▶ **TASK**:
Return each line of the records holding the string "Bill".

◆ ◆ ◆ ◆

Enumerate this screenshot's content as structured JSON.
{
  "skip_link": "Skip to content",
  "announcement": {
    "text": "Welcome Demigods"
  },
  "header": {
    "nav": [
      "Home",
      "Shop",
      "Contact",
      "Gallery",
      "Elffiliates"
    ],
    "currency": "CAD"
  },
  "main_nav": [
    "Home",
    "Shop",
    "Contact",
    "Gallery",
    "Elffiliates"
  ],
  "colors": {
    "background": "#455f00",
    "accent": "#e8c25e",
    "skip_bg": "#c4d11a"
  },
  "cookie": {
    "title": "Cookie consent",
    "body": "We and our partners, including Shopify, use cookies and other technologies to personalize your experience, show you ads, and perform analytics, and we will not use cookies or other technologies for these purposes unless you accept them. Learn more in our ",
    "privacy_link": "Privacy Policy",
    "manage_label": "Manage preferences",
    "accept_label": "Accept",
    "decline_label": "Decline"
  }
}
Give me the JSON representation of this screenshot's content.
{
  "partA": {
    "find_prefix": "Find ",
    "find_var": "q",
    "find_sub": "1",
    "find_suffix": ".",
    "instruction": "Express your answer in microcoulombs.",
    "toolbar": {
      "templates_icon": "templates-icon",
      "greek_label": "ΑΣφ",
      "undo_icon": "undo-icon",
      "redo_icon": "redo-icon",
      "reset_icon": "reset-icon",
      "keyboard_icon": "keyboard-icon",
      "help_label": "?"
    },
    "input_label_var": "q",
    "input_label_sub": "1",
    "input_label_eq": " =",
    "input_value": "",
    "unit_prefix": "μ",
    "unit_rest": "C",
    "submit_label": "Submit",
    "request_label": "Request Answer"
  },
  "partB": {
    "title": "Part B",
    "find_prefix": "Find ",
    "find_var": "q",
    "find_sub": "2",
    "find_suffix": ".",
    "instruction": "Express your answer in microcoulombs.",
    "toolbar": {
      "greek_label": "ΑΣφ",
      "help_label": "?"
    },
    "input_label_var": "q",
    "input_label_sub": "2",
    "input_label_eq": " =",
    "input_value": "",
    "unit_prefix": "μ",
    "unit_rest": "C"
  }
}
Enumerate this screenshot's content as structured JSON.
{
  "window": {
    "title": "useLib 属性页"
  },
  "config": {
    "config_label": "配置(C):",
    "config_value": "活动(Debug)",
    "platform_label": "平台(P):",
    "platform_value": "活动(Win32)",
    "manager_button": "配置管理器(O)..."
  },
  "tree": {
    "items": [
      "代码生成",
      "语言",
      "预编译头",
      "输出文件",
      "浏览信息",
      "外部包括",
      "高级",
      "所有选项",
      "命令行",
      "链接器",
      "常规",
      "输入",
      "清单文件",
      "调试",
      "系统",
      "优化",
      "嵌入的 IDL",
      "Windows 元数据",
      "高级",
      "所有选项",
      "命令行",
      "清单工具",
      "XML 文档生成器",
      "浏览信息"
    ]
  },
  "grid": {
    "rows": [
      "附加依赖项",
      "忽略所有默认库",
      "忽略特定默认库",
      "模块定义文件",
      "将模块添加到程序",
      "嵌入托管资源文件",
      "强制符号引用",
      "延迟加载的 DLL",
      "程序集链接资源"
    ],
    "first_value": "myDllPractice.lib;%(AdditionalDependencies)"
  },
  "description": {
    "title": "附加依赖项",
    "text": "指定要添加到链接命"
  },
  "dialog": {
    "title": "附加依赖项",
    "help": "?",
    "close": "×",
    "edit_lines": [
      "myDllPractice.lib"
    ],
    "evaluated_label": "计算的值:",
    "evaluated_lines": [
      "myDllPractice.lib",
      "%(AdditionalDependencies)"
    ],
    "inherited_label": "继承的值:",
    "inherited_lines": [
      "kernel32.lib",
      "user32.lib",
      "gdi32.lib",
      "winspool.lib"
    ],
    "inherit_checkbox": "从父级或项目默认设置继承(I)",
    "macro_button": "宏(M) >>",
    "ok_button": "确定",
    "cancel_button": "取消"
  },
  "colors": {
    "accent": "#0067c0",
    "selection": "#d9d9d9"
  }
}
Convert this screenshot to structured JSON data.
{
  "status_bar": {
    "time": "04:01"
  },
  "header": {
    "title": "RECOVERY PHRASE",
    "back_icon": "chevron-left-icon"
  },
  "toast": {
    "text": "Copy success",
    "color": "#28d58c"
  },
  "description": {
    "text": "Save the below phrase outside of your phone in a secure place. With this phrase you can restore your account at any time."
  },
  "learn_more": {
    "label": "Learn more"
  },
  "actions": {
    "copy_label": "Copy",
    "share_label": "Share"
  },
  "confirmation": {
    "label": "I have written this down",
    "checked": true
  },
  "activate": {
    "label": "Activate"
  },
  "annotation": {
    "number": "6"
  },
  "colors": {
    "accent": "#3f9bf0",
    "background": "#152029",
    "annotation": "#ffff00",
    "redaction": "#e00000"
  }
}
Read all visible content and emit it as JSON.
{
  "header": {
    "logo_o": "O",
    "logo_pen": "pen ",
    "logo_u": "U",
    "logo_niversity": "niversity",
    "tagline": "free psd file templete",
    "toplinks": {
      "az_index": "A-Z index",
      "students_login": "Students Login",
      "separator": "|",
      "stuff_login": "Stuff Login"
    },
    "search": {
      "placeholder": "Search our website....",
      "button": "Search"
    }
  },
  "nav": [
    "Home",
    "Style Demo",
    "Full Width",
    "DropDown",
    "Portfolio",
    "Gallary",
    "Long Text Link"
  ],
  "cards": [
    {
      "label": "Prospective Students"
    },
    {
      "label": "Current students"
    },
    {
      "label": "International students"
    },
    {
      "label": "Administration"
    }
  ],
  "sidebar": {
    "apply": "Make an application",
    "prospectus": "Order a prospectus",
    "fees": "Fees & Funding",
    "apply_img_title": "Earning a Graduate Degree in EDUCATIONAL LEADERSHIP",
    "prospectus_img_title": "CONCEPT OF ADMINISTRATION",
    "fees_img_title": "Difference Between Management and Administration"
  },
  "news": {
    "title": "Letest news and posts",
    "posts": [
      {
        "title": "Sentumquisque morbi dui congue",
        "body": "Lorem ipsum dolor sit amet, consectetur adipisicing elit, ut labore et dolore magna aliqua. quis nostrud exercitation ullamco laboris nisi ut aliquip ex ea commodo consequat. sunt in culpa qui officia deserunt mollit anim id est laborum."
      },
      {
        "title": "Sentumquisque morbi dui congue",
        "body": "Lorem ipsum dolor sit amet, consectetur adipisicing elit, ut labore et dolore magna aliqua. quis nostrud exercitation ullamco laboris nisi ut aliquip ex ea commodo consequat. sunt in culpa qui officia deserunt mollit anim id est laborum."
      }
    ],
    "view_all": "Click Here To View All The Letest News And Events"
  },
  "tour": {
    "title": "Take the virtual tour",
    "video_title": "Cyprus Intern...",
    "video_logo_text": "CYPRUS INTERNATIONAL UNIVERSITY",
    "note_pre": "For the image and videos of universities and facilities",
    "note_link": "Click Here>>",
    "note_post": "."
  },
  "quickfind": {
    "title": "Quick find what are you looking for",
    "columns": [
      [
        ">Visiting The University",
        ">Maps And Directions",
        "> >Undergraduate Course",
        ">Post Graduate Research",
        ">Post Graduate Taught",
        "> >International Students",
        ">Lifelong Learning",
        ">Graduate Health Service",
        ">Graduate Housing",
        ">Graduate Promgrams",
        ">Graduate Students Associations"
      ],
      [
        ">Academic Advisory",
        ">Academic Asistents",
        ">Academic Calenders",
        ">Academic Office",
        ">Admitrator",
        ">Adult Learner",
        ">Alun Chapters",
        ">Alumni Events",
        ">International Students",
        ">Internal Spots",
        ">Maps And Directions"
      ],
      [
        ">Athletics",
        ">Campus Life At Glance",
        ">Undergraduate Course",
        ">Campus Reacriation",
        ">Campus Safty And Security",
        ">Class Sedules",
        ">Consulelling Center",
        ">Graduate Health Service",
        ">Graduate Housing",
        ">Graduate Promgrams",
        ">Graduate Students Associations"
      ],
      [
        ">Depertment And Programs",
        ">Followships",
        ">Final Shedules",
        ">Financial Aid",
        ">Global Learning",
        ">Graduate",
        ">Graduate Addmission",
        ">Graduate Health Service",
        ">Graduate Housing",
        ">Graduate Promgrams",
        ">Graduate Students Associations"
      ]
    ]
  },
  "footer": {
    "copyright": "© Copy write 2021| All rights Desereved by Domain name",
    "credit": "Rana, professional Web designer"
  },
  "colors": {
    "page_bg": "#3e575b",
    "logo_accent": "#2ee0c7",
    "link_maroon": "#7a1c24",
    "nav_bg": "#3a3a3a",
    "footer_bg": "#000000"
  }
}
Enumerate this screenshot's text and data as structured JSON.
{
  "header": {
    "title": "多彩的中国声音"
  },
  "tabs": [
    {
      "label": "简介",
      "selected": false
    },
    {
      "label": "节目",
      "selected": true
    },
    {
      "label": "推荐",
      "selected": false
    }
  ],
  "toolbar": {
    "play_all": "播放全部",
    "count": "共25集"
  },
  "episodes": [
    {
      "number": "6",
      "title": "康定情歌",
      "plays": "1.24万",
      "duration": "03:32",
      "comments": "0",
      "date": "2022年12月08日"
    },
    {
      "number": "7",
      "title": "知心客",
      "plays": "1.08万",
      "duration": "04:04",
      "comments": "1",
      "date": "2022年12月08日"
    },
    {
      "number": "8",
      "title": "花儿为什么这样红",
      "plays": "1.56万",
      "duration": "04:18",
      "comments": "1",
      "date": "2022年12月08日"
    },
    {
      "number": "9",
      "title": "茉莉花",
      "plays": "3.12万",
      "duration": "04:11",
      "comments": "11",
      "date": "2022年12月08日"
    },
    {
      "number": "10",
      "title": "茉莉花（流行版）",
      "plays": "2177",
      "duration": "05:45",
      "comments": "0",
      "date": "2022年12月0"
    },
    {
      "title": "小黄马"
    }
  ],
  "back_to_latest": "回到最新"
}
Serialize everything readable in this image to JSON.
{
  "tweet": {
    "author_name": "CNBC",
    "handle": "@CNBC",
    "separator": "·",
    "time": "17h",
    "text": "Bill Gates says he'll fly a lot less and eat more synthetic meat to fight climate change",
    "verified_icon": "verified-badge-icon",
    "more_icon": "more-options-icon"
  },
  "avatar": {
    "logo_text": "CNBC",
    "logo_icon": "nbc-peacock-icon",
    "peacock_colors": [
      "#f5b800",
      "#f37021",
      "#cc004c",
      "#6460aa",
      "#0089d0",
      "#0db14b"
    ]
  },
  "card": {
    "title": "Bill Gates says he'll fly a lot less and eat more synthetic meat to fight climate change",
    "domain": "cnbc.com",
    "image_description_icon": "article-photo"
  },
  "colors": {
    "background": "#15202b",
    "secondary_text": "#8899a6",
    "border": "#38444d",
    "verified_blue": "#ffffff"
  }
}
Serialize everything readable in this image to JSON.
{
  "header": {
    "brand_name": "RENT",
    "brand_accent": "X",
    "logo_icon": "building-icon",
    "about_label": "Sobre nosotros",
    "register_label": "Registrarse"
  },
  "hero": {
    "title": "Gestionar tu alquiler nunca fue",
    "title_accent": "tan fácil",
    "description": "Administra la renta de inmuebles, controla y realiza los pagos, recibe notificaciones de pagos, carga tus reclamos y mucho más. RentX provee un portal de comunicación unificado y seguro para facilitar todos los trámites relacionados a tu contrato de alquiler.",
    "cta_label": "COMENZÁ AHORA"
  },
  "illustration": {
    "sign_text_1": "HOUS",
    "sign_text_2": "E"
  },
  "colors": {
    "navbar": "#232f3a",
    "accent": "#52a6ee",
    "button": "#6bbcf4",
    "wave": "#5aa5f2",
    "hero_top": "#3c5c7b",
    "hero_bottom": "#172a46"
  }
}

◆ ◆ ◆ ◆

▶ **TASK OUTPUT**:
    "text": "Bill Gates says he'll fly a lot less and eat more synthetic meat to fight climate change",
    "title": "Bill Gates says he'll fly a lot less and eat more synthetic meat to fight climate change",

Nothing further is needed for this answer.